▶ _Problem statement_: Identify, in the records below, every line where the string "contas" appears, and copy each such line.

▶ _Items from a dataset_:
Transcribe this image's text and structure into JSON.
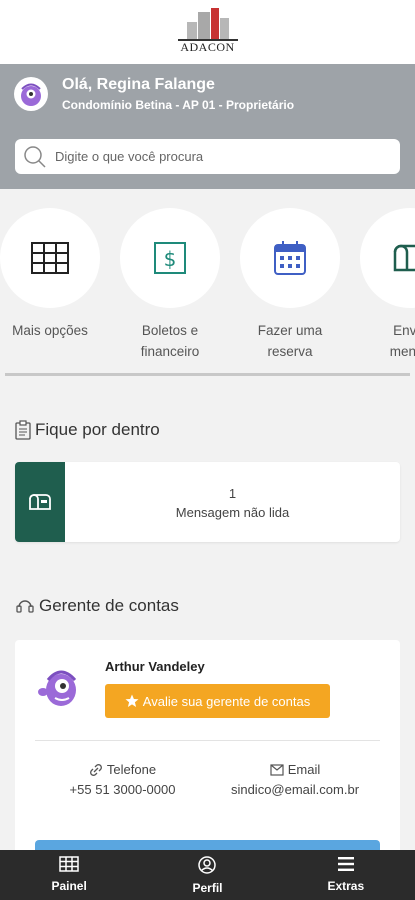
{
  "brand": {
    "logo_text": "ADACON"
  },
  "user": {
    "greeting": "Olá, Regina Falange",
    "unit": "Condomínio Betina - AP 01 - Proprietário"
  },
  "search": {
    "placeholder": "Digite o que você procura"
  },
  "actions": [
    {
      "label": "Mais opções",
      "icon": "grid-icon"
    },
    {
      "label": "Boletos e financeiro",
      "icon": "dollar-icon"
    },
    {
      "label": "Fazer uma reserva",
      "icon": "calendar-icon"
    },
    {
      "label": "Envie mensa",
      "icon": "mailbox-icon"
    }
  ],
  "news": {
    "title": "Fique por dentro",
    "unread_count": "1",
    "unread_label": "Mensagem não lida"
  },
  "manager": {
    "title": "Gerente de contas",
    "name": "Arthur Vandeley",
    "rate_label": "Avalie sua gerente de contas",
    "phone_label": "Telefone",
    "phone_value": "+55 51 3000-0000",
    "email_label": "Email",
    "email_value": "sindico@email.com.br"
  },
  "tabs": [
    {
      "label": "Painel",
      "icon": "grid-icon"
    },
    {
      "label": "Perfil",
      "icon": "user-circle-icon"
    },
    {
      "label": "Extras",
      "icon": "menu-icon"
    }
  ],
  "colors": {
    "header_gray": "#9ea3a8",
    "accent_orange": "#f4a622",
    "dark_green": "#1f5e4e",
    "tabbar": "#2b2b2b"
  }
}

...

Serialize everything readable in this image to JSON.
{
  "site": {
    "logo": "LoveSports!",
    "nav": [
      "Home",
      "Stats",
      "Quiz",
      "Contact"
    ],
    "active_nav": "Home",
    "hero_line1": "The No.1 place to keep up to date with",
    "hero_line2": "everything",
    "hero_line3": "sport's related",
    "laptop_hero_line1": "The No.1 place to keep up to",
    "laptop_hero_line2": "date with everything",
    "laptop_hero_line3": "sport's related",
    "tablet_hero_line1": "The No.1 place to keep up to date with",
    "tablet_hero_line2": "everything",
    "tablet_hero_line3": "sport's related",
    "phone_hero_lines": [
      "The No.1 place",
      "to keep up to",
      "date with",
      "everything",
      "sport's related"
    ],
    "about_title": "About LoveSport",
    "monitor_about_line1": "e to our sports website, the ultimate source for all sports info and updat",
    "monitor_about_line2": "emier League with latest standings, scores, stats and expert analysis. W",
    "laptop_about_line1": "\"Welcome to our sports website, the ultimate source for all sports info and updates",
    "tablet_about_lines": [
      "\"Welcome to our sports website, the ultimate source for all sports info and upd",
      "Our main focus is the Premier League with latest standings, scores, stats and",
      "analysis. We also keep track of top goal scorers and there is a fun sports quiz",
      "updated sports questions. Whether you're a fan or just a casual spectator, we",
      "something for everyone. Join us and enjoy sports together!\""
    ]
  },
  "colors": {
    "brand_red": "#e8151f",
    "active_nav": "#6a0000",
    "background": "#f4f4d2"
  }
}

▶ _Written solution_:
    "title": "Gerente de contas",
    "rate_label": "Avalie sua gerente de contas",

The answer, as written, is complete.